YOUR ASSIGNMENT:
Your task is to output every record exactly as it is given.

Segment Open

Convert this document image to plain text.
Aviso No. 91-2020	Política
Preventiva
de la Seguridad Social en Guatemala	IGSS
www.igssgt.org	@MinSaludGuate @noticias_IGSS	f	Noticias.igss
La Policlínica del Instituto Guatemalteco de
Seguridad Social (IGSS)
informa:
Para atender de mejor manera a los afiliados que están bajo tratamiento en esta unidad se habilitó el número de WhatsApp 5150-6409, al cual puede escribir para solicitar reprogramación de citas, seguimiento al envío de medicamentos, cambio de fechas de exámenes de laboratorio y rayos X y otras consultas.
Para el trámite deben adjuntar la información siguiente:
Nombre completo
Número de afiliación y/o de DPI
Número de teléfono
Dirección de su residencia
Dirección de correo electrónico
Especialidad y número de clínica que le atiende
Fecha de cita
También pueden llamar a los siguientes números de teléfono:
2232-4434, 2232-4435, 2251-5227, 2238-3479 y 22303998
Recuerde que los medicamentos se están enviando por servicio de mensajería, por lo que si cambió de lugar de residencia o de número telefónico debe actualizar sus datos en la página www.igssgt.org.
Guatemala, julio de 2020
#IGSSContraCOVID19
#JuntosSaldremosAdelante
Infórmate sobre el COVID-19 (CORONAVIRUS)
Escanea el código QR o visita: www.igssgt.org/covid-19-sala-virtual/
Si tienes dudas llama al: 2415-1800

Segment Closed

SOLUTION TO THE EXERCISE:
Convert this document image to plain text.
Aviso No. 91-2020	Política
Preventiva
de la Seguridad Social en Guatemala	IGSS
www.igssgt.org	@MinSaludGuate @noticias_IGSS	f	Noticias.igss
La Policlínica del Instituto Guatemalteco de
Seguridad Social (IGSS)
informa:
Para atender de mejor manera a los afiliados que están bajo tratamiento en esta unidad se habilitó el número de WhatsApp 5150-6409, al cual puede escribir para solicitar reprogramación de citas, seguimiento al envío de medicamentos, cambio de fechas de exámenes de laboratorio y rayos X y otras consultas.
Para el trámite deben adjuntar la información siguiente:
Nombre completo
Número de afiliación y/o de DPI
Número de teléfono
Dirección de su residencia
Dirección de correo electrónico
Especialidad y número de clínica que le atiende
Fecha de cita
También pueden llamar a los siguientes números de teléfono:
2232-4434, 2232-4435, 2251-5227, 2238-3479 y 22303998
Recuerde que los medicamentos se están enviando por servicio de mensajería, por lo que si cambió de lugar de residencia o de número telefónico debe actualizar sus datos en la página www.igssgt.org.
Guatemala, julio de 2020
#IGSSContraCOVID19
#JuntosSaldremosAdelante
Infórmate sobre el COVID-19 (CORONAVIRUS)
Escanea el código QR o visita: www.igssgt.org/covid-19-sala-virtual/
Si tienes dudas llama al: 2415-1800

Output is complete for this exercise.